* START Provided data *

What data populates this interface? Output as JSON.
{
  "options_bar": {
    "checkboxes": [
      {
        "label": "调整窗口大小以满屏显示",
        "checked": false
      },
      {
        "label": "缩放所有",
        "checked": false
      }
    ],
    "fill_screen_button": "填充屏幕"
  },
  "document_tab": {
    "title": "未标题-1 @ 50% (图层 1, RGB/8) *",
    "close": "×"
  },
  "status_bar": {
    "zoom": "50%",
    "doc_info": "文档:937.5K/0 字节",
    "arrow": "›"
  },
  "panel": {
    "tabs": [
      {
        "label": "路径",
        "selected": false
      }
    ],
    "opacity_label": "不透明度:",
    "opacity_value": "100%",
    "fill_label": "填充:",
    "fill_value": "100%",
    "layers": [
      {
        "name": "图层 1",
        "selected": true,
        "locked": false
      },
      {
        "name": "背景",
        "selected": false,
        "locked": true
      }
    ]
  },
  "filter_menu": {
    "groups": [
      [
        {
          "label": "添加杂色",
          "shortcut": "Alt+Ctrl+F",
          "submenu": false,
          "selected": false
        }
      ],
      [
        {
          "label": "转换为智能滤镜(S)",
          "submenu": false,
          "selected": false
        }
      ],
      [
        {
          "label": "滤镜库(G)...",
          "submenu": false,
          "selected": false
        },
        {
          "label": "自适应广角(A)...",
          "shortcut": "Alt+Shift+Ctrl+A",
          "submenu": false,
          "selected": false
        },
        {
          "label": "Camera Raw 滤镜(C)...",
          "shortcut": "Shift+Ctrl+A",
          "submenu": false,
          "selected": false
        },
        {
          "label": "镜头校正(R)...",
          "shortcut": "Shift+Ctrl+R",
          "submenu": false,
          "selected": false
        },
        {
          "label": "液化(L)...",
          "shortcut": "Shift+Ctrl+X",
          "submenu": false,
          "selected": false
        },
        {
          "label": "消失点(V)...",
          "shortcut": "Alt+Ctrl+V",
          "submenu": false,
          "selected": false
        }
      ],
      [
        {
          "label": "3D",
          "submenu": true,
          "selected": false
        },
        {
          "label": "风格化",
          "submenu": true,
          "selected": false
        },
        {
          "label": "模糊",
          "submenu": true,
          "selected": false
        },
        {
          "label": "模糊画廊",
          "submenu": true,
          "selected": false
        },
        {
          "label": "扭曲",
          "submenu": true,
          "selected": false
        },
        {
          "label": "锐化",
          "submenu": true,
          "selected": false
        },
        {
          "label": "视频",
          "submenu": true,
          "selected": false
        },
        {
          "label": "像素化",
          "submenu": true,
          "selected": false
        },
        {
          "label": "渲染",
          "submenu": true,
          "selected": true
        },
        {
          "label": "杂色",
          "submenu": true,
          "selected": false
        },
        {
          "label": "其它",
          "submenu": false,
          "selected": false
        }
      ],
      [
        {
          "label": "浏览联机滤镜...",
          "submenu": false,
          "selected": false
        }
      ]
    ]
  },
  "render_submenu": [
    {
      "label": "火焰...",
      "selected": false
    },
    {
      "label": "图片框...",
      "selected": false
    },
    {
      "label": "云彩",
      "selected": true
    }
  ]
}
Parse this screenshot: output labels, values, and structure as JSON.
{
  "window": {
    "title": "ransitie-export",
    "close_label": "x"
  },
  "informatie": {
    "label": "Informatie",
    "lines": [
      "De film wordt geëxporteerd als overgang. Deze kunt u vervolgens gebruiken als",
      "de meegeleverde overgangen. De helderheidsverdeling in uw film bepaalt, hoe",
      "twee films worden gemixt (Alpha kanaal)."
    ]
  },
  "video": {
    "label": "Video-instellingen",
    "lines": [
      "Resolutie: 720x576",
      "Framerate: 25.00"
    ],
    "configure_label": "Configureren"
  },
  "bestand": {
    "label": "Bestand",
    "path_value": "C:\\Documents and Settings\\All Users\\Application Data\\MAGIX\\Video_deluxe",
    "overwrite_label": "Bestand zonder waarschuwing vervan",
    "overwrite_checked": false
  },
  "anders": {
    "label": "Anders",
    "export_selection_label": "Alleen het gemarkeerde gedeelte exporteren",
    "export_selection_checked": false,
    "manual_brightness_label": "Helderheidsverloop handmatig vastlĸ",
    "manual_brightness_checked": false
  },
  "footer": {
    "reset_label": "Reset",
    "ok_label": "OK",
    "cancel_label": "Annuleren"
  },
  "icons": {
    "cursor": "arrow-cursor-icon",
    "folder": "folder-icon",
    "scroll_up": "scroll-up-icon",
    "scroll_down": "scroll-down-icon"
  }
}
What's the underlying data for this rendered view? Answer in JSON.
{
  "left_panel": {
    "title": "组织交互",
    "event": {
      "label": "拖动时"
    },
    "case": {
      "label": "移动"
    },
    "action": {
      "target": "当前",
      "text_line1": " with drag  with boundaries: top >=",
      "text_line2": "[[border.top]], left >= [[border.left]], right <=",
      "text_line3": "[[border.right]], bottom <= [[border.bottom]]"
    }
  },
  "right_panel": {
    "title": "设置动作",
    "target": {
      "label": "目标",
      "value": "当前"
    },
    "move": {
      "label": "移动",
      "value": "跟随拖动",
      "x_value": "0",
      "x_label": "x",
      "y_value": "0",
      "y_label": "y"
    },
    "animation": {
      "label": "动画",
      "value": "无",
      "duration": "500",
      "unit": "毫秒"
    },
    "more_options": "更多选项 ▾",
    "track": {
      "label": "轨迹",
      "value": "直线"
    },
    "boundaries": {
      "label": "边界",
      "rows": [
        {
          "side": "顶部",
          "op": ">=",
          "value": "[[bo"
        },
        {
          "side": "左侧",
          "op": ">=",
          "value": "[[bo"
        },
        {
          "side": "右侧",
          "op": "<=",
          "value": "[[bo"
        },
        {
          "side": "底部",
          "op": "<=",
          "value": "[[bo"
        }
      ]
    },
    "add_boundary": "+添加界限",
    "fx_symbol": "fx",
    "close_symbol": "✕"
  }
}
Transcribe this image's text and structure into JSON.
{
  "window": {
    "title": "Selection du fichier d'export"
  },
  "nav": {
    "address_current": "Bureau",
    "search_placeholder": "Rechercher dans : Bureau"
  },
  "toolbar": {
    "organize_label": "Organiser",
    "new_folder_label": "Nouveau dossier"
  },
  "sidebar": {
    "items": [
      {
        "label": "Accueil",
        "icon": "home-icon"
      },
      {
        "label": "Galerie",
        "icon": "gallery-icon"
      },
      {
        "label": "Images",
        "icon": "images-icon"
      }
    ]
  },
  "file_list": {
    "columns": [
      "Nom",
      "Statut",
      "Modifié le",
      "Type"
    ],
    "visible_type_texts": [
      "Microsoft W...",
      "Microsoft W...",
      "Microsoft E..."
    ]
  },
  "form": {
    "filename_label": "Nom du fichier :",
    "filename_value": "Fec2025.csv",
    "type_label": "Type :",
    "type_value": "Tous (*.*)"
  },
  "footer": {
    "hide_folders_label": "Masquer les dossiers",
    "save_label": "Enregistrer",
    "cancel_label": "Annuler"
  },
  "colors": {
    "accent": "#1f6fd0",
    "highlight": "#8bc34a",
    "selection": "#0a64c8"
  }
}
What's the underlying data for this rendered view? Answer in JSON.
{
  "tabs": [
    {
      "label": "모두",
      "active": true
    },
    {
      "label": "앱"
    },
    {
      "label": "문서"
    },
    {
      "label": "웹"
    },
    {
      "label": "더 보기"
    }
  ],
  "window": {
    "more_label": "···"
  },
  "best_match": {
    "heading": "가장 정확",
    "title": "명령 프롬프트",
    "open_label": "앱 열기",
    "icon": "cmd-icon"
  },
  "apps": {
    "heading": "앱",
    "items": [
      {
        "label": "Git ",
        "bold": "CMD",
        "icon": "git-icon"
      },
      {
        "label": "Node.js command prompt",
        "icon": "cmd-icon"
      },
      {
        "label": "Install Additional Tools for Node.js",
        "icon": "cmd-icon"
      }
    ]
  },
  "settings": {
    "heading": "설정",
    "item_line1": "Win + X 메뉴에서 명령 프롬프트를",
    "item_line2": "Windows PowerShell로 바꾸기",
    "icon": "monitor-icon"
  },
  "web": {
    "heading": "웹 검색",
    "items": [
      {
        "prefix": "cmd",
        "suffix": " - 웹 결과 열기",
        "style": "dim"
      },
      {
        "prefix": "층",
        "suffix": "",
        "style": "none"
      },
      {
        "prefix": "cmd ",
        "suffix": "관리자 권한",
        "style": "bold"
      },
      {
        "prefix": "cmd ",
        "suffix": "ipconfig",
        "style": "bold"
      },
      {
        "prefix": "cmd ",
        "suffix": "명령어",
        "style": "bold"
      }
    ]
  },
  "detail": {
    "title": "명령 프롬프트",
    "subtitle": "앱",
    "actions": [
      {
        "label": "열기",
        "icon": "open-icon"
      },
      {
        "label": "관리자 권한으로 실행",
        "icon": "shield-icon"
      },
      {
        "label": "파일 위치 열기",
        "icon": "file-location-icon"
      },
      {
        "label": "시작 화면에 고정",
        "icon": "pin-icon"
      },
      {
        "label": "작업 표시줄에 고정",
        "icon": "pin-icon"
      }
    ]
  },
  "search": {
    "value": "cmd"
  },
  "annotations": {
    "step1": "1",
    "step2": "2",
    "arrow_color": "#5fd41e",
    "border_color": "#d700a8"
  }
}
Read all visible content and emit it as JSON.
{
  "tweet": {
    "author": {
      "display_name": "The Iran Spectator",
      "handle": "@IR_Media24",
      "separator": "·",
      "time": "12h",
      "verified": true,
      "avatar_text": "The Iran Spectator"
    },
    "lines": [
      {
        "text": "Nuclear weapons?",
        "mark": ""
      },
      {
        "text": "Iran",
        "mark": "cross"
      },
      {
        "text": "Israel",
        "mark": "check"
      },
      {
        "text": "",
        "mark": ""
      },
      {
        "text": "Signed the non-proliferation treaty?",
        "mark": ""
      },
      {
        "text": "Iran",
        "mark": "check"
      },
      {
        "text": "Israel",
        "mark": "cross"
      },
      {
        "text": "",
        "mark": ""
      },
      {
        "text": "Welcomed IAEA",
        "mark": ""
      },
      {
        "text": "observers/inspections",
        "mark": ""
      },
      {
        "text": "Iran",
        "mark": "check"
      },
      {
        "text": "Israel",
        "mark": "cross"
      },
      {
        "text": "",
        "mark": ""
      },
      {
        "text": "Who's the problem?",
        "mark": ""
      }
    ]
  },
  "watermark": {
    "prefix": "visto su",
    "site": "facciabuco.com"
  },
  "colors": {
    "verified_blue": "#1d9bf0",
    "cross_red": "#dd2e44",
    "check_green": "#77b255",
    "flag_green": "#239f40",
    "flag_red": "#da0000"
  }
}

* END Provided data *

Exercise directions:
Extract from the material all lines containing the string "fichier".

Response:
    "title": "Selection du fichier d'export"
    "filename_label": "Nom du fichier :",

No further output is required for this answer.